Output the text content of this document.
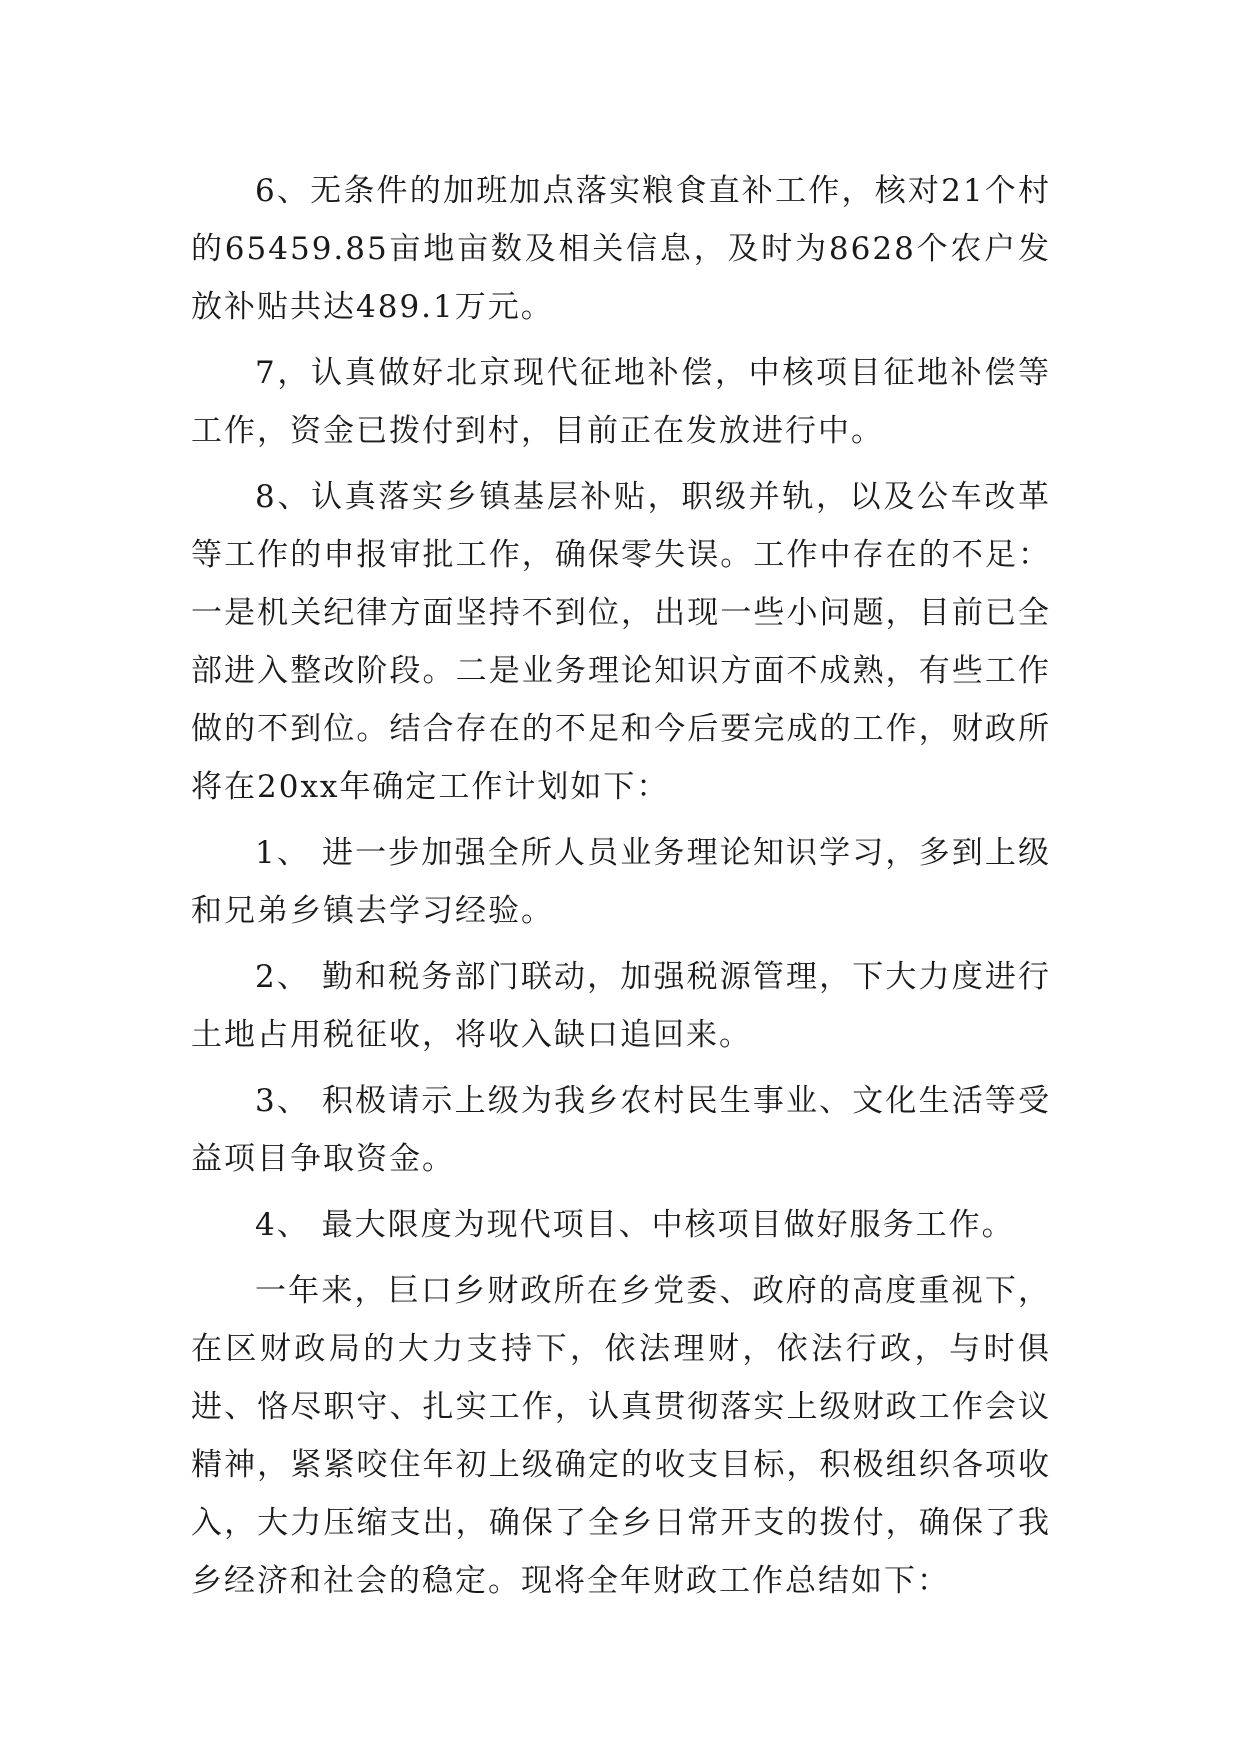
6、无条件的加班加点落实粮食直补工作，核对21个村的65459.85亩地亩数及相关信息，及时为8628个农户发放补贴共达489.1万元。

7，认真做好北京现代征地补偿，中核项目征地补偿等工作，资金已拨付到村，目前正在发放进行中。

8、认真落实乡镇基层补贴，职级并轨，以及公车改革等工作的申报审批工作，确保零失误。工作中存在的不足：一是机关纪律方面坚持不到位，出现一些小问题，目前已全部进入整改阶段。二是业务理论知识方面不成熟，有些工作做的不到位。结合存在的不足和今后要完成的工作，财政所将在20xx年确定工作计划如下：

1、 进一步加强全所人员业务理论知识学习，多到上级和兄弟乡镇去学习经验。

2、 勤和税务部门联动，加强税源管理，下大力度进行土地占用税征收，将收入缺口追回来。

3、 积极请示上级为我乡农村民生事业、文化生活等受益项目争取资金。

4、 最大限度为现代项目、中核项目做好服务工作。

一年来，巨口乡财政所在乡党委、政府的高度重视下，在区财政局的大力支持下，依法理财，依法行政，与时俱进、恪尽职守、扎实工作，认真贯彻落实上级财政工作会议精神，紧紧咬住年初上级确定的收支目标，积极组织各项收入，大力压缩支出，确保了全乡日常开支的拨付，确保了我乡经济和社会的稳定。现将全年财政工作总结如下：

___

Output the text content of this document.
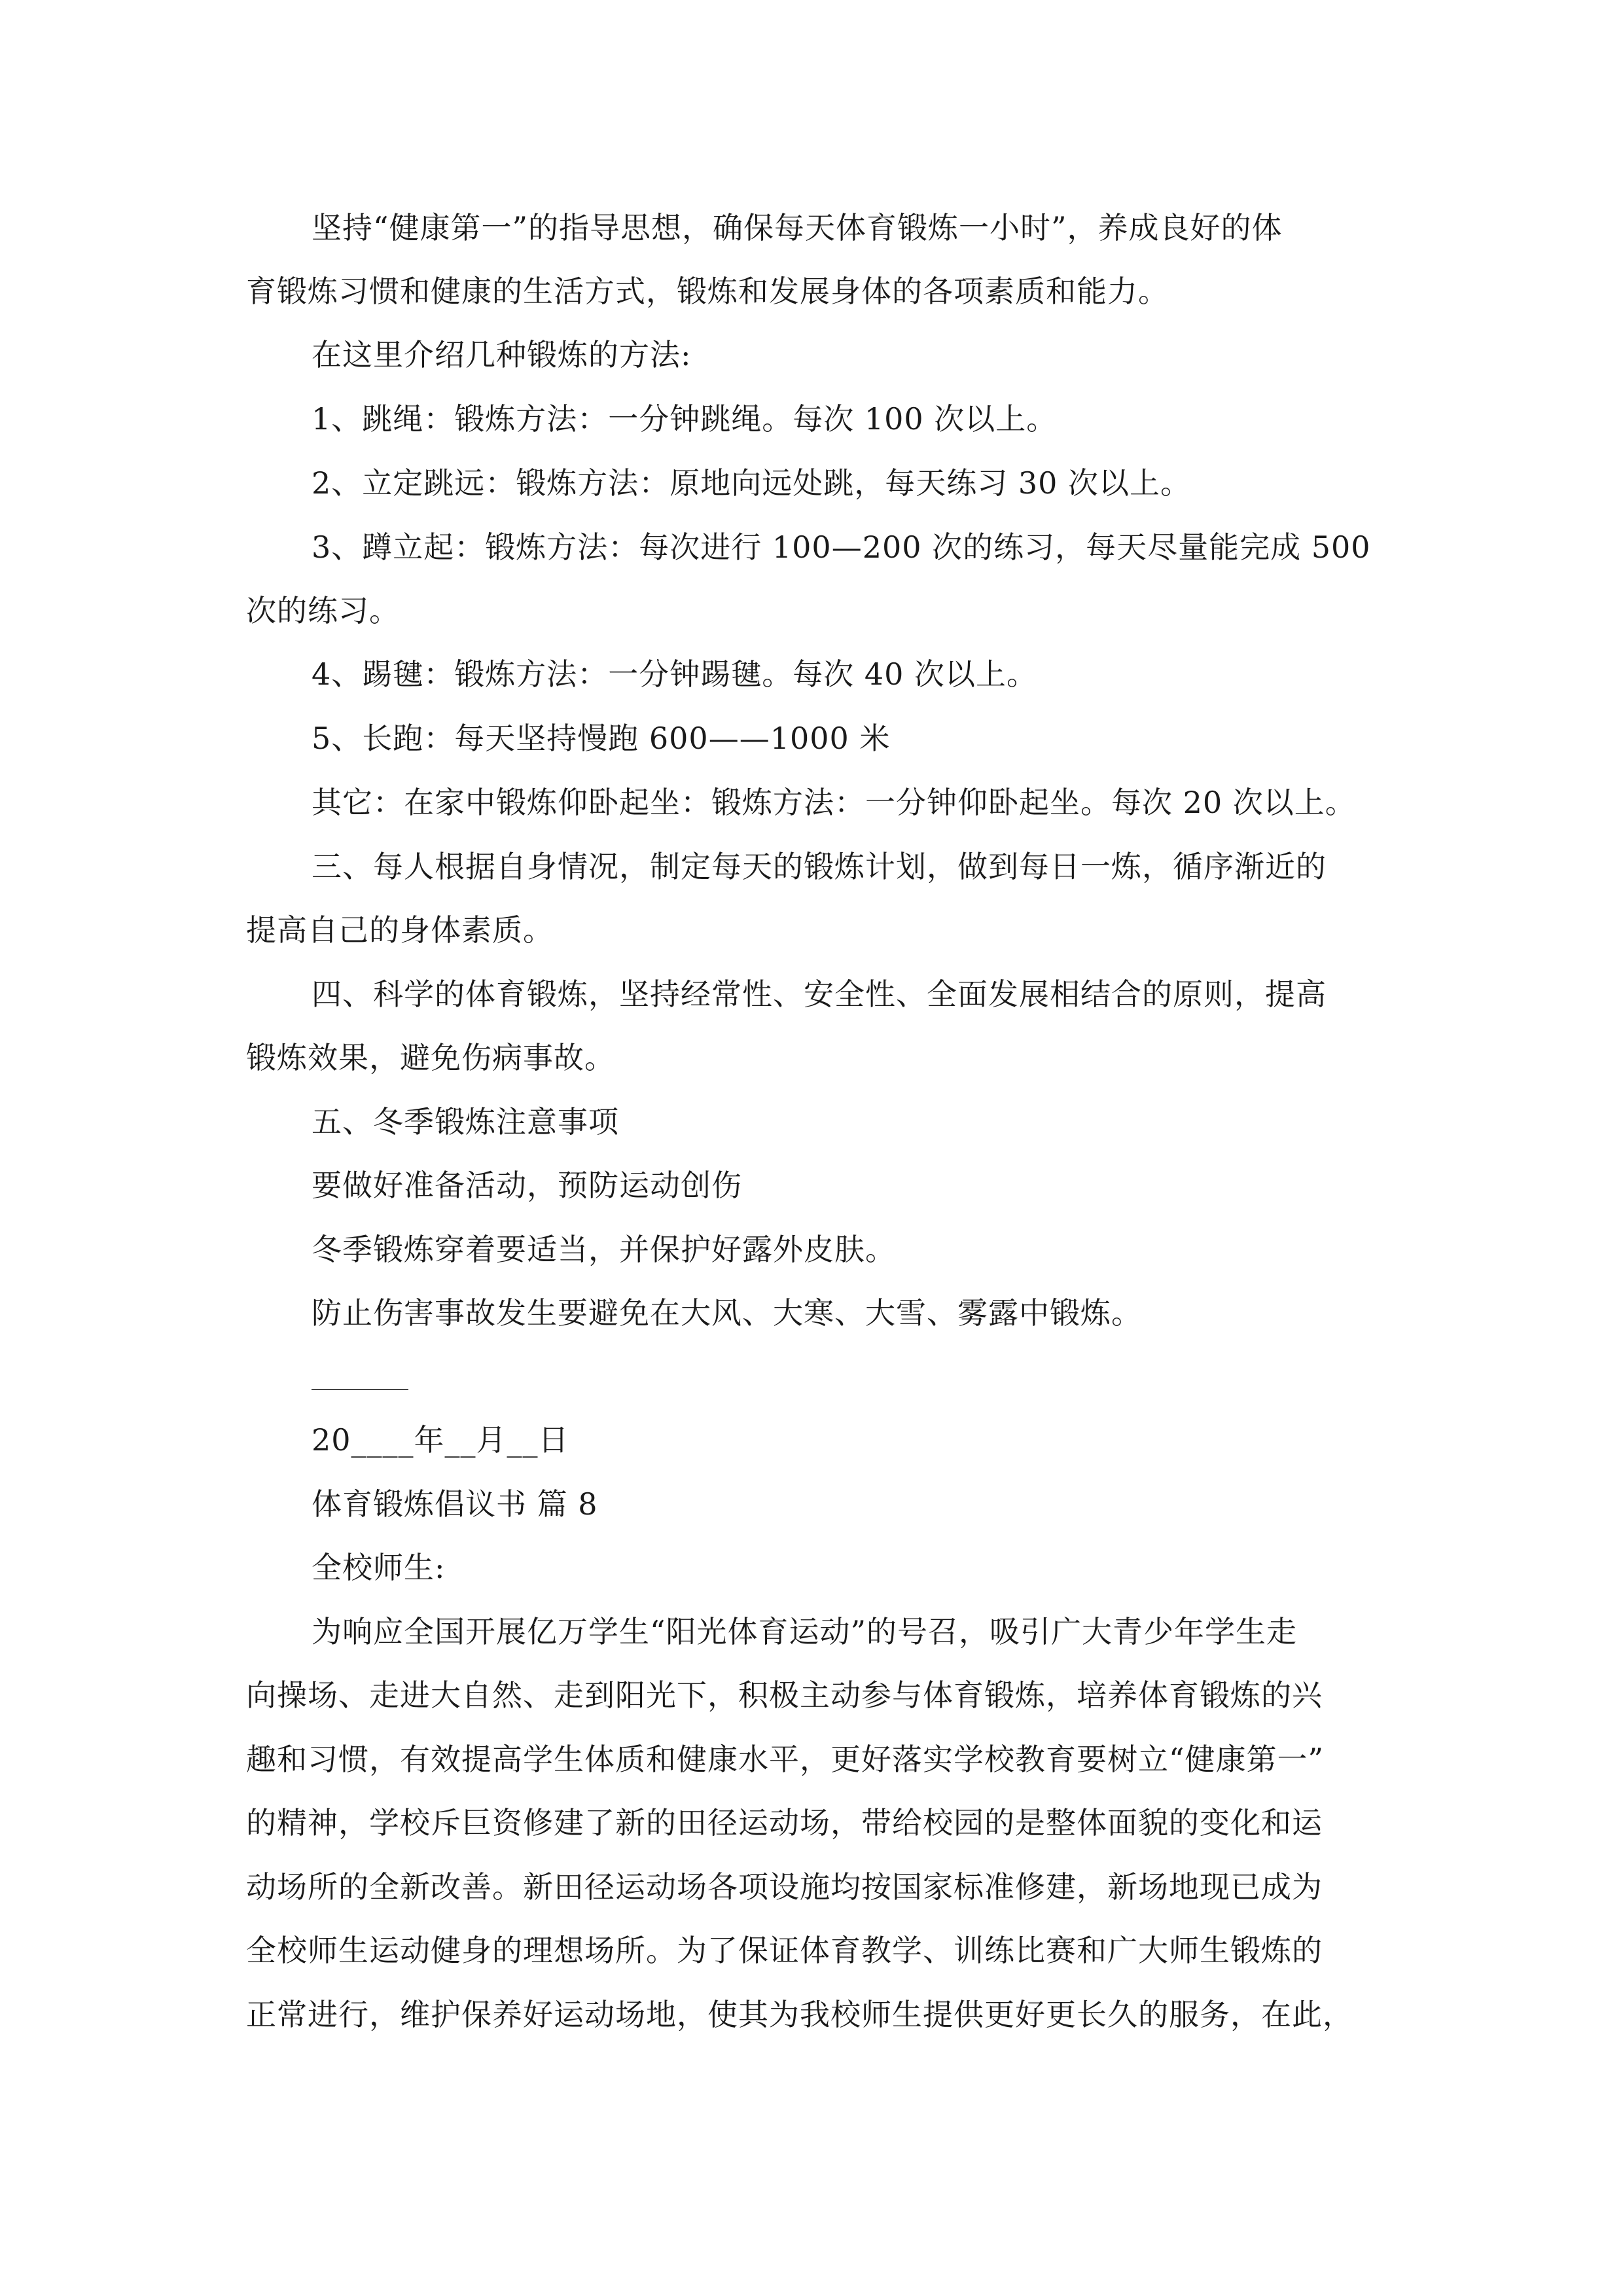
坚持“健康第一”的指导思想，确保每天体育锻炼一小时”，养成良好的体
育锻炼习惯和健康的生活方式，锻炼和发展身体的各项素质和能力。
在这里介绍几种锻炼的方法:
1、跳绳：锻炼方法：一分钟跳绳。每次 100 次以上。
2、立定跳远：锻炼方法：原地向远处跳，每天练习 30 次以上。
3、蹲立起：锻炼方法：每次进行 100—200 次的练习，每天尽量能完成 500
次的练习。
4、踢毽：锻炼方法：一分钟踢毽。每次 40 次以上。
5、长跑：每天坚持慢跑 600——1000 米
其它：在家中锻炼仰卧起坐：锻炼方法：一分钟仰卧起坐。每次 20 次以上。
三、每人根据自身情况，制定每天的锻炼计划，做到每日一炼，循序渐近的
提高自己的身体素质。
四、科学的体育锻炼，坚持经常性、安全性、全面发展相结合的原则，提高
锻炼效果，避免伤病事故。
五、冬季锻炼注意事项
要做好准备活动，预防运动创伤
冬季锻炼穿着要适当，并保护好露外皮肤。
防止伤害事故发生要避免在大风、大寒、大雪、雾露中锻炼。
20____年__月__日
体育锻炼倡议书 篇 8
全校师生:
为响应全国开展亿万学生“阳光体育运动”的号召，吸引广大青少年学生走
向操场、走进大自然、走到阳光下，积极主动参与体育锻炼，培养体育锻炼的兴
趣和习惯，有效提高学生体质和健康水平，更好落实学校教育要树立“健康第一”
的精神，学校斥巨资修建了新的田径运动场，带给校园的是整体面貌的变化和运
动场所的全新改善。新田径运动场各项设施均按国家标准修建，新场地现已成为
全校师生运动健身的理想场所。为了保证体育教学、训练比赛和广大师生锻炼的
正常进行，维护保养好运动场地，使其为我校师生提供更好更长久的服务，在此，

___

WORK TO BE COMPLETED: Identify every line above with the string "次的练习" in it. Copy those lines.

RESPONSE BELOW:
3、蹲立起：锻炼方法：每次进行 100—200 次的练习，每天尽量能完成 500
次的练习。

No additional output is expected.